◆ **TAREFA PROPOSTA**: Traduza para o inglês esta frase do trecho sobre o dicionário de mulheres negras: "Uma agência hábil em entender como agir frente aos contextos adversos e opressivos."

◆ **TRECHO DA FONTE**:
──────────────────────────────
Biografar mulheres negras é um ato de coragem político-epistemológico e uma prática de escavação. Como todo exercício de escavação foi preciso unir pontas, lazer redes e apostar que, através dos vestígios documentais, das conversas, das imagens, das músicas, das rasuras nos livros e dos sinais arqueológicos, fosse possível produzir um dicionário de mulheres afrodiaspóricas. Fruto desse esforço se deve ao fato de que as histórias das mulheres negras estão em curso e é a partir de mãos de outras mulheres negras que elas estão sendo escritas e publicadas.
O toque do dicionário é trazer as potências negras, diminuir narrativas de sofrimento que paralisam e ocultam os movimentos, as táticas que expõem a agência das mulheres negras.
Uma agência hábil em entender como agir frente aos contextos adversos e opressivos. Uma agência que aciona os dispositivos educacionais, religiosos, culturais e ancestrais na constituição de uma história que se inscreve nos corpos-vida das mulheres negras.
──────────────────────────────
◆ **EXTRATOS DOS DADOS**:
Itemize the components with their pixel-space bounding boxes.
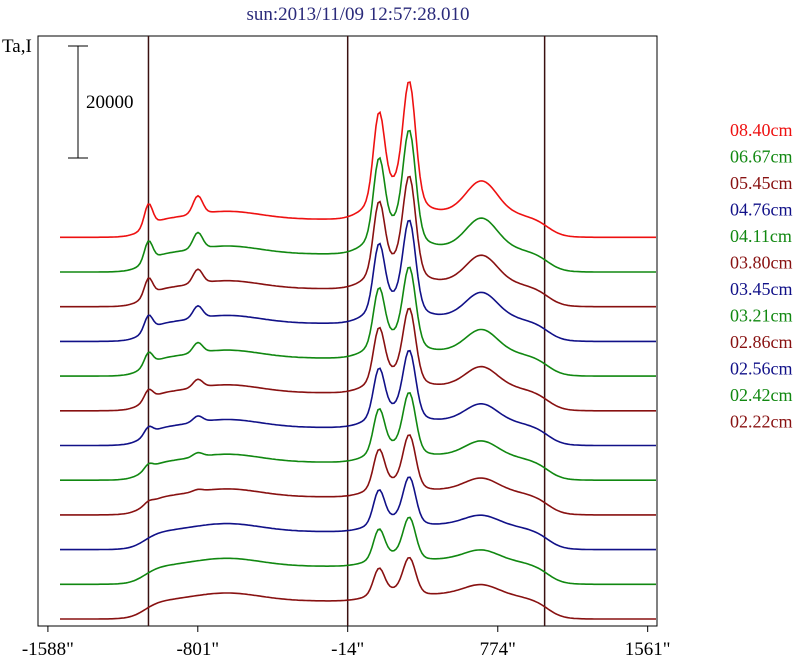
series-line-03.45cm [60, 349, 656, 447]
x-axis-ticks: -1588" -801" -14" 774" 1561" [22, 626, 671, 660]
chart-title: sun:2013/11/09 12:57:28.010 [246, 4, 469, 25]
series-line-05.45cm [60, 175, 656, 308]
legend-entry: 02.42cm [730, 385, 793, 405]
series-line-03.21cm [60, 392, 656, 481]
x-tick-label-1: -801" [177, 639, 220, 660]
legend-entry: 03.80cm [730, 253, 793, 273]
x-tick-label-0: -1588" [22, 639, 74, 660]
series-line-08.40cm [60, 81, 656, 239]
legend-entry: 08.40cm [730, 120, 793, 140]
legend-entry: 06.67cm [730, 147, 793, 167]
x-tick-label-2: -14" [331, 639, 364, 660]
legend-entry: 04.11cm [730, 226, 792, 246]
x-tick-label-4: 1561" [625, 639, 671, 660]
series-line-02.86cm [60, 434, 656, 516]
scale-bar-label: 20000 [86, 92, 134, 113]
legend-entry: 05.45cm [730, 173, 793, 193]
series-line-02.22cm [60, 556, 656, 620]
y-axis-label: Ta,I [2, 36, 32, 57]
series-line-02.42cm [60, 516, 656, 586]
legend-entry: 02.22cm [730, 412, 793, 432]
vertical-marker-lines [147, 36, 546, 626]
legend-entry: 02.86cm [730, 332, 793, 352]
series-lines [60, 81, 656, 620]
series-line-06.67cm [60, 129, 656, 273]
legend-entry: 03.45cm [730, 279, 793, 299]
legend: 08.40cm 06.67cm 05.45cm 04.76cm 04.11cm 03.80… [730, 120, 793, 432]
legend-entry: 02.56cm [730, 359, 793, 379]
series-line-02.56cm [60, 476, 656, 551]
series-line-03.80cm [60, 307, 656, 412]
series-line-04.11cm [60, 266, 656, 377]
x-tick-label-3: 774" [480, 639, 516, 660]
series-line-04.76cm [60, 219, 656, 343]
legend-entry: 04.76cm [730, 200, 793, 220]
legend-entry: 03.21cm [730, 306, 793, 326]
──────────────────────────────
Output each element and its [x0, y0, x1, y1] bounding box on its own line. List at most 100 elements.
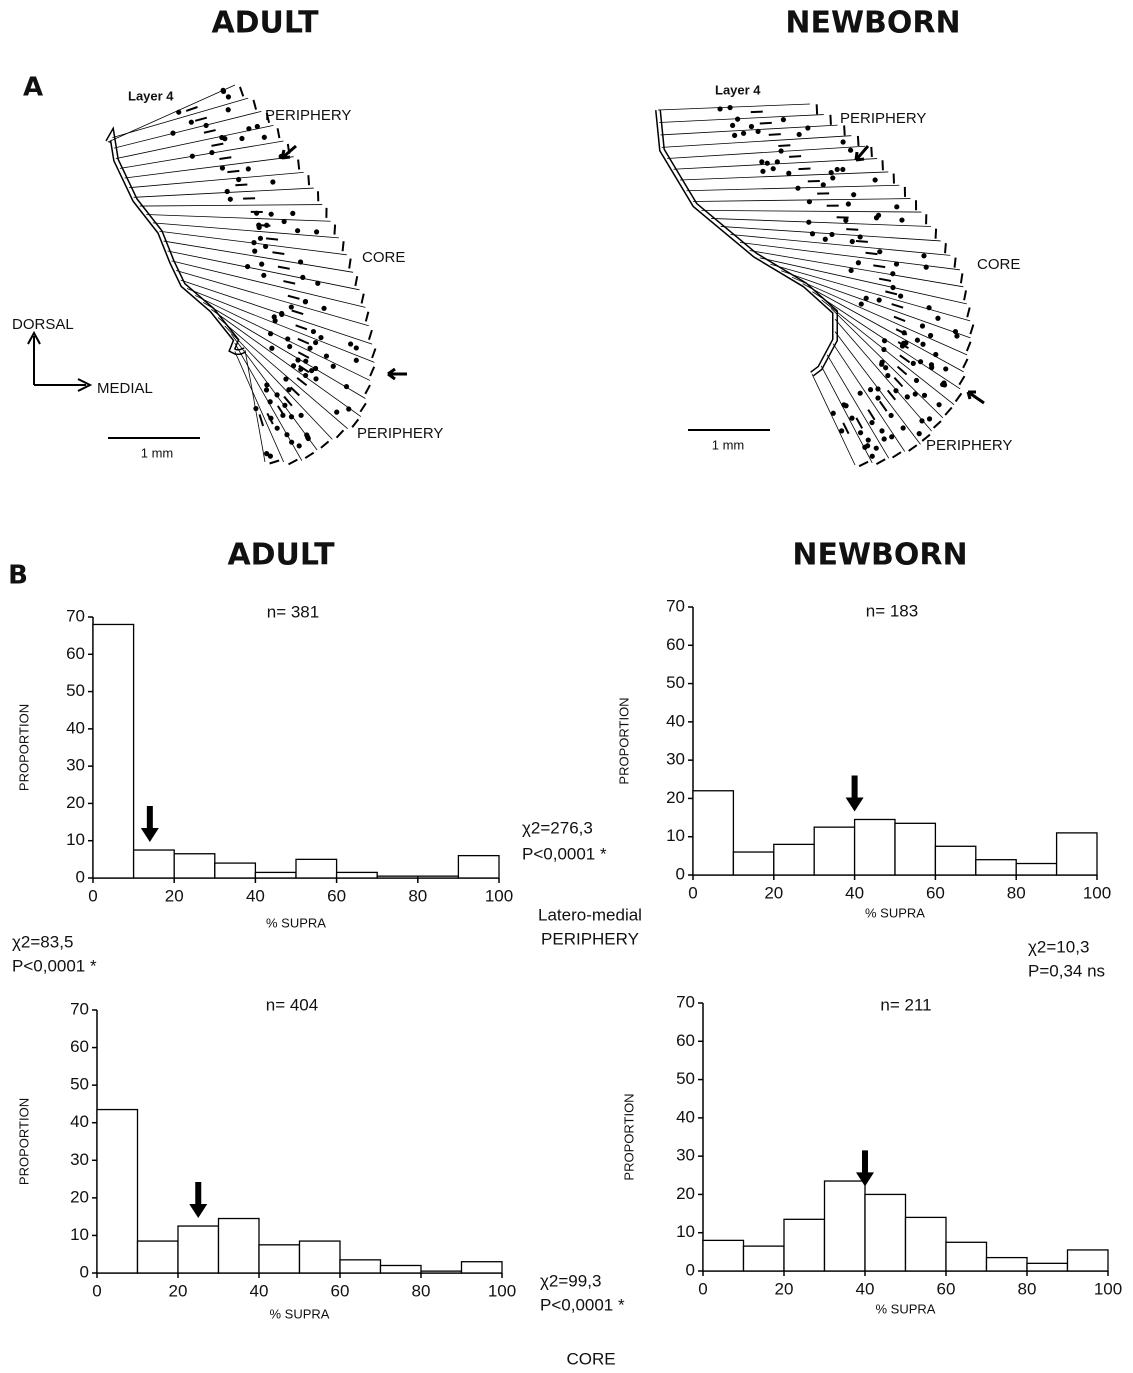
──────────────────────────────
◆ **RESOLUÇÃO DO EXERCÍCIO**: An agency skilled at understanding how to act in the face of adverse and oppressive contexts.